◆ What is expected:
For each line of the data below that holds "title", copy the line.
··········
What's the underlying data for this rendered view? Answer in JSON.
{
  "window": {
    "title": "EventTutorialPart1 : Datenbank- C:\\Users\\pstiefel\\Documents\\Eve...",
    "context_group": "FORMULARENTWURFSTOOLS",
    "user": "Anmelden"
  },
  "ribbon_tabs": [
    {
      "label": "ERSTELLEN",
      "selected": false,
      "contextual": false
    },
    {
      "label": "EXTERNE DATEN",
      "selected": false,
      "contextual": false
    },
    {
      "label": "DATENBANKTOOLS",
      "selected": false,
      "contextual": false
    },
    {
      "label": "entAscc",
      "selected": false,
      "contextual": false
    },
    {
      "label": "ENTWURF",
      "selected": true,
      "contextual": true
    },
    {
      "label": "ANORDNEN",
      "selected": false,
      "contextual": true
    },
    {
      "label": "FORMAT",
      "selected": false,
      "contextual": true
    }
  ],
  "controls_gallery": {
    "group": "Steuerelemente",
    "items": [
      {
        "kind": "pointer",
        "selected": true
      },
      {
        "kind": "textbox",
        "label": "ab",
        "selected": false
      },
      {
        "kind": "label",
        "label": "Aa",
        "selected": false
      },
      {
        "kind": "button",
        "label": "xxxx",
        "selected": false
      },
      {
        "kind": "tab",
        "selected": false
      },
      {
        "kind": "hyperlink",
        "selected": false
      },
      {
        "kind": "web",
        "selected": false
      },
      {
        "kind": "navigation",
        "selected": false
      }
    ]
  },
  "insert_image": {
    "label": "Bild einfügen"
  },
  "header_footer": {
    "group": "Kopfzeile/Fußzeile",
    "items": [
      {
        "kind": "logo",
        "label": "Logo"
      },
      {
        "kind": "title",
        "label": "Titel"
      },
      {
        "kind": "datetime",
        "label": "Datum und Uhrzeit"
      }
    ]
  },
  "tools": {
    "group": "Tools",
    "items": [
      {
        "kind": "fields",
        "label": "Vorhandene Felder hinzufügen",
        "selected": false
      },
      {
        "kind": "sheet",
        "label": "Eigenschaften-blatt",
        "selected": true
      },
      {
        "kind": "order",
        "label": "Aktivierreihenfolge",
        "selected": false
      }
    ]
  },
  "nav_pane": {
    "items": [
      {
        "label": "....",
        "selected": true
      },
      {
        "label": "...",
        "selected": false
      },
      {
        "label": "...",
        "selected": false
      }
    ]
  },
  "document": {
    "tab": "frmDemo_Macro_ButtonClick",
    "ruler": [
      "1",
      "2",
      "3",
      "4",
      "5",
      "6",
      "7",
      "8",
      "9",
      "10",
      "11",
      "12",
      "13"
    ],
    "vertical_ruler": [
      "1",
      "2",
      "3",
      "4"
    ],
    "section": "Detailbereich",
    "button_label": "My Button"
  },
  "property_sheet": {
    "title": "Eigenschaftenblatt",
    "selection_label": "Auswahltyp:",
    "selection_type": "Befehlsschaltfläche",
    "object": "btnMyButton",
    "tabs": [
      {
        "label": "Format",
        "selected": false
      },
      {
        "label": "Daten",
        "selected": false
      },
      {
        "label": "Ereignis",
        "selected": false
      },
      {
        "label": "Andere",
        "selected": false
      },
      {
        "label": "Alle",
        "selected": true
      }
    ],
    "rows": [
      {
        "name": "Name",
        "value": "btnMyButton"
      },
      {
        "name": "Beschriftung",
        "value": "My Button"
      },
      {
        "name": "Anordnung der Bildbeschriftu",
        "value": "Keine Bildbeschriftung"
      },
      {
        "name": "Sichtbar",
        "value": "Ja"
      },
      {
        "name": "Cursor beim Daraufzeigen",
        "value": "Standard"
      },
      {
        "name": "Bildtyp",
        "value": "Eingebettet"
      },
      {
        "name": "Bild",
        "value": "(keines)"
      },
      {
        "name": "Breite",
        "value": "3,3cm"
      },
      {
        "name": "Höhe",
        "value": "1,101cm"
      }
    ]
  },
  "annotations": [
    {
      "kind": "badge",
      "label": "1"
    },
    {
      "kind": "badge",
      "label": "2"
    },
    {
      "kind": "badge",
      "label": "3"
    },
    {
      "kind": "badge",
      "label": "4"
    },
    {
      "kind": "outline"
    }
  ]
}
··········
◆ Exercise output:
    "title": "EventTutorialPart1 : Datenbank- C:\\Users\\pstiefel\\Documents\\Eve...",
        "kind": "title",
    "title": "Eigenschaftenblatt",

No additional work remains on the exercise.